Stored dataset items
⟨
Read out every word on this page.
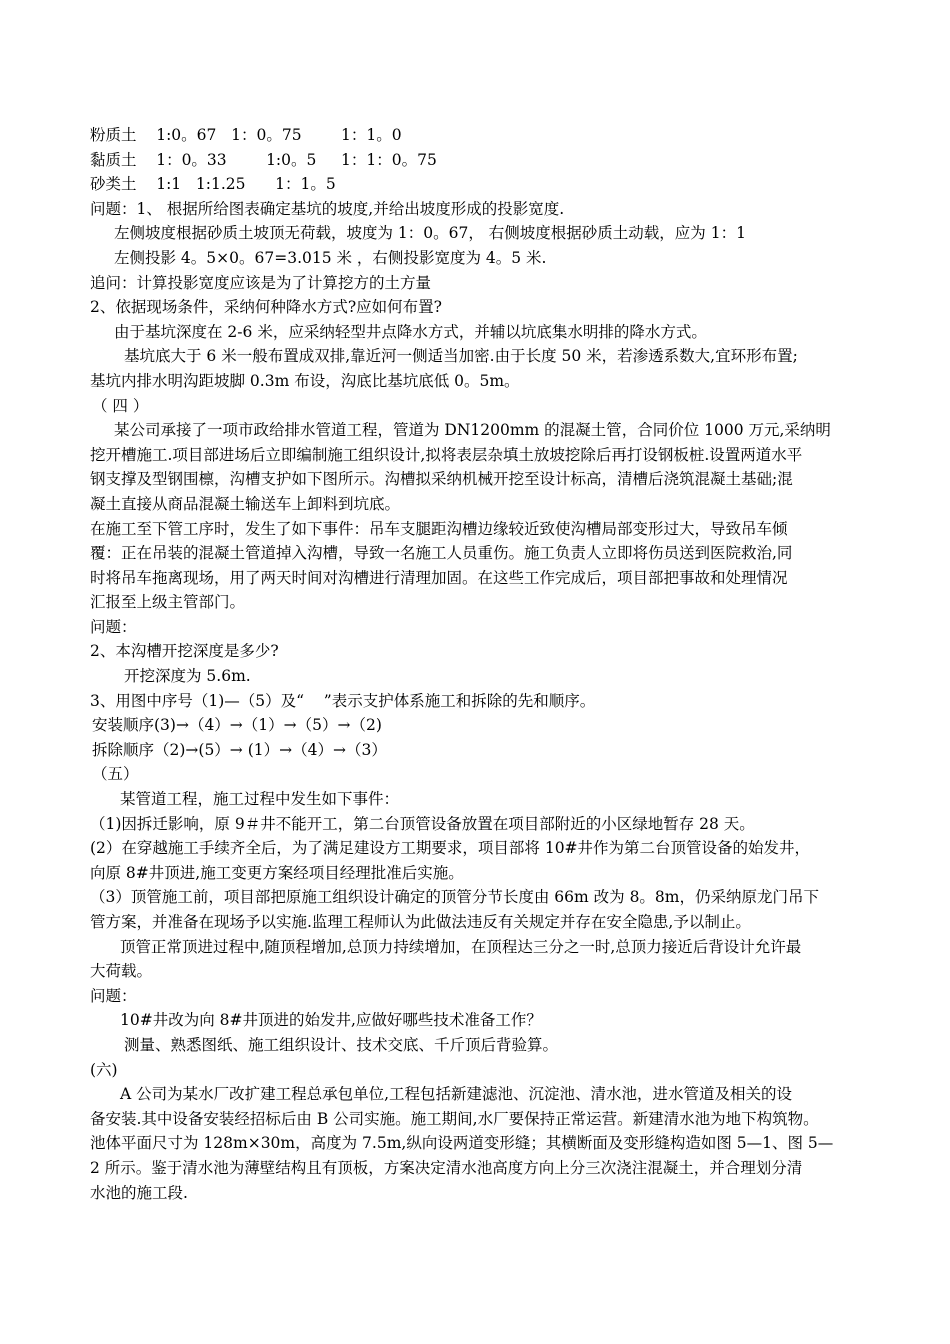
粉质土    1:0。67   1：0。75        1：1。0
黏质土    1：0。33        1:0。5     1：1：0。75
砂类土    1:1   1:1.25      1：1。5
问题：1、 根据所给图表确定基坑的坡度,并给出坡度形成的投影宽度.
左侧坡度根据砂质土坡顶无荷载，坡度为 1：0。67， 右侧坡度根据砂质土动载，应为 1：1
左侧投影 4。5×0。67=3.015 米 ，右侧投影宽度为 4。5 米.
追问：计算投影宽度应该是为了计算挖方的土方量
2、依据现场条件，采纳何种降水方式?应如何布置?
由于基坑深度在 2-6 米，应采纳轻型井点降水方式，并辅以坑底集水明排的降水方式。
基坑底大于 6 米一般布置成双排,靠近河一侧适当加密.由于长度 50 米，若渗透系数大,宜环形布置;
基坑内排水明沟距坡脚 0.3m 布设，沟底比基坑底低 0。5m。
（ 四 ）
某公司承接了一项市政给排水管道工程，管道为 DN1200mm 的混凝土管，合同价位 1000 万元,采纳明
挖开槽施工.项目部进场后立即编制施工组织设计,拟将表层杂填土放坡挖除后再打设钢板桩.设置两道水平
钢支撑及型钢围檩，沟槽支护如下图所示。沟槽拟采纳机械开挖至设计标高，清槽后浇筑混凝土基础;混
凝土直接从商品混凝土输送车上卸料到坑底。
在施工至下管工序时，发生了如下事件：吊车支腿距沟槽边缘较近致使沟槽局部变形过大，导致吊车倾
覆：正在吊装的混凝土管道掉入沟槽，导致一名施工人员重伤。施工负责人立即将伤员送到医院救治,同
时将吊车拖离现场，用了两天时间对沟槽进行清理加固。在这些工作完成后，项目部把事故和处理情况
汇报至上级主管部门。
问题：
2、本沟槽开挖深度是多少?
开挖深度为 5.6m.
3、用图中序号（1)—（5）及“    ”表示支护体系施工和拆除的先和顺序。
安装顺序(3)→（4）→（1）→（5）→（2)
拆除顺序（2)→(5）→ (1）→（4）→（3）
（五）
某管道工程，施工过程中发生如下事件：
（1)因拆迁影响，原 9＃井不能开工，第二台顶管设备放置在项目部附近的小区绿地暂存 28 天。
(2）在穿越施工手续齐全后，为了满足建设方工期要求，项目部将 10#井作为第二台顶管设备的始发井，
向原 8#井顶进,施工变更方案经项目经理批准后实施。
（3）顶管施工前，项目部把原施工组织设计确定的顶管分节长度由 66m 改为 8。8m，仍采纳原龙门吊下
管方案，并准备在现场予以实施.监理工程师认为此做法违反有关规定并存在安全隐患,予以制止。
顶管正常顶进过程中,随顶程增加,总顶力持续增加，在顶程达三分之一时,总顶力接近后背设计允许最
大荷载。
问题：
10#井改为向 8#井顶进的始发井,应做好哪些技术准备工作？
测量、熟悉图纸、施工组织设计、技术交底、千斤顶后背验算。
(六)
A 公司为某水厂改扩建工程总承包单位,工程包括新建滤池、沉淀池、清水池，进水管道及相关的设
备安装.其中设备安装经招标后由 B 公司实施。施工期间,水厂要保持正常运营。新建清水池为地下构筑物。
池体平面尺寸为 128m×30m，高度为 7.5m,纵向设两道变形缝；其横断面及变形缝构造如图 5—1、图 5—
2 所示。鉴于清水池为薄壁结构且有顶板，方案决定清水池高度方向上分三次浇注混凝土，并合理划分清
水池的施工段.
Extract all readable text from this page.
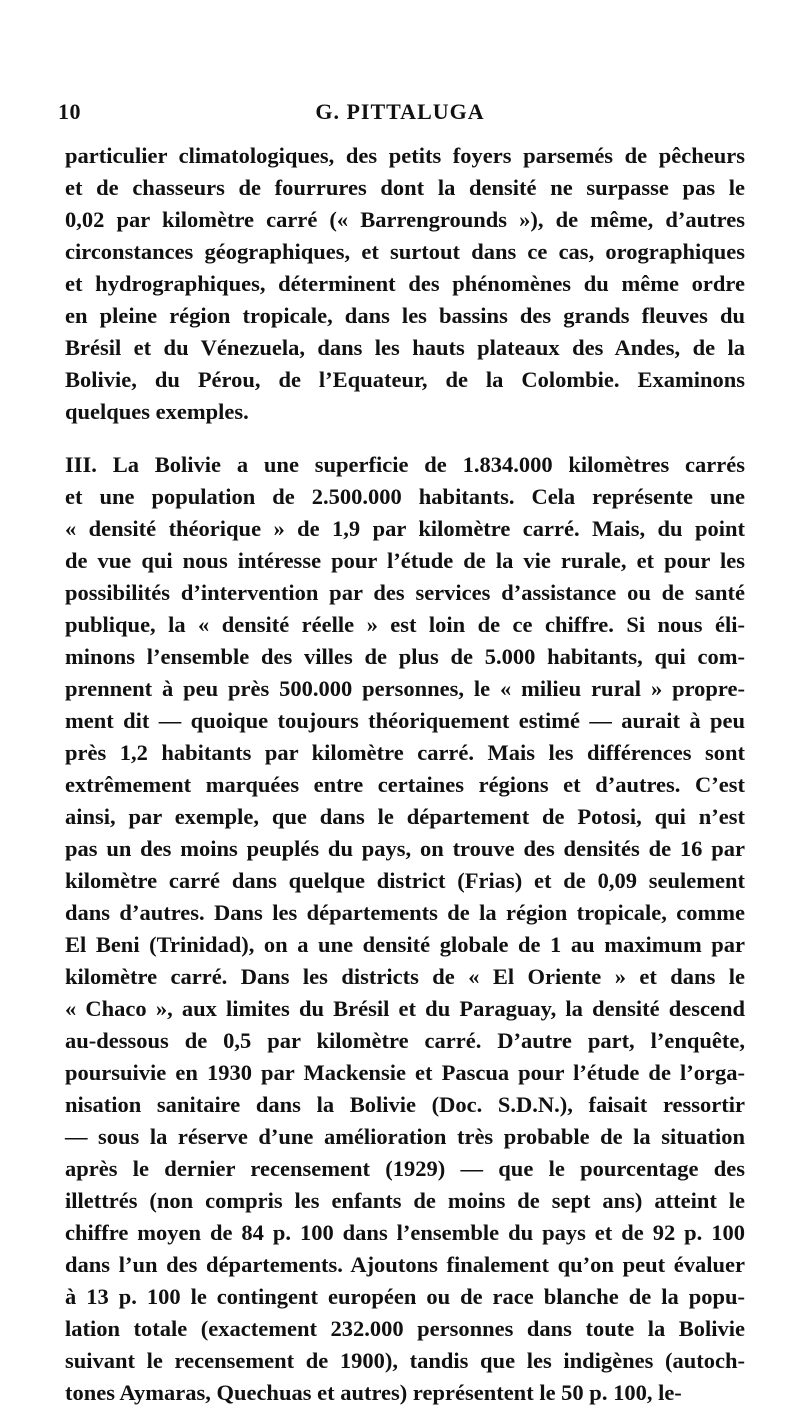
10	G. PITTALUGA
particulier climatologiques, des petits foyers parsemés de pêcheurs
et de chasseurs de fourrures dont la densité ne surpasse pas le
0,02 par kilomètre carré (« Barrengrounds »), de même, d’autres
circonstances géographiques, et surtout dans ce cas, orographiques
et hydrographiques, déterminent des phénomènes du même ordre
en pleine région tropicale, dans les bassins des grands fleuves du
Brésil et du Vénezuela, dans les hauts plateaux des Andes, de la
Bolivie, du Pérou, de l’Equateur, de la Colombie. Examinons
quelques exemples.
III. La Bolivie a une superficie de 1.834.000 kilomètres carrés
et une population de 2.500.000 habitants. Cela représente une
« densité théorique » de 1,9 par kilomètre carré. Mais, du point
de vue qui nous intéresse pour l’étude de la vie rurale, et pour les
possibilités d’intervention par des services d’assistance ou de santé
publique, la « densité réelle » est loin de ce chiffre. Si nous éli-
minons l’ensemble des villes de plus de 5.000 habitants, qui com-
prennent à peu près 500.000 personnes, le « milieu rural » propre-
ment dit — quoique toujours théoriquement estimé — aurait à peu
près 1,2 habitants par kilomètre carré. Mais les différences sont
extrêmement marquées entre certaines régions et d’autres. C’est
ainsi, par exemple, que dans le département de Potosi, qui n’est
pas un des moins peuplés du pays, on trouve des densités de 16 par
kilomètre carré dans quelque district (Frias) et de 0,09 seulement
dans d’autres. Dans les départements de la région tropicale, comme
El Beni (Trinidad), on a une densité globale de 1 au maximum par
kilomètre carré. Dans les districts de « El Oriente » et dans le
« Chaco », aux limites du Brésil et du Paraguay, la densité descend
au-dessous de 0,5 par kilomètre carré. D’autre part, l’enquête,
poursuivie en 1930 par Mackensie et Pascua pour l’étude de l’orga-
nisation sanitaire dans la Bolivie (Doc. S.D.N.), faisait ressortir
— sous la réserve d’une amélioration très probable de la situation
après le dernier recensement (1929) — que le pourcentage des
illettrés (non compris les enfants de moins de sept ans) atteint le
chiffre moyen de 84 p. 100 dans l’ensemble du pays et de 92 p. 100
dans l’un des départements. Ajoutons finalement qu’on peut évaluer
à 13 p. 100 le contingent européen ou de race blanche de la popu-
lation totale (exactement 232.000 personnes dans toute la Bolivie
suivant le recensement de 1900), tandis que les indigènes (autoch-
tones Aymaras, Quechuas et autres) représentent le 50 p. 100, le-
⟩
__What you need to do__: Determine how many lines of the listing above hold the word "autres". Report that number without anything else.

__Task response__: 4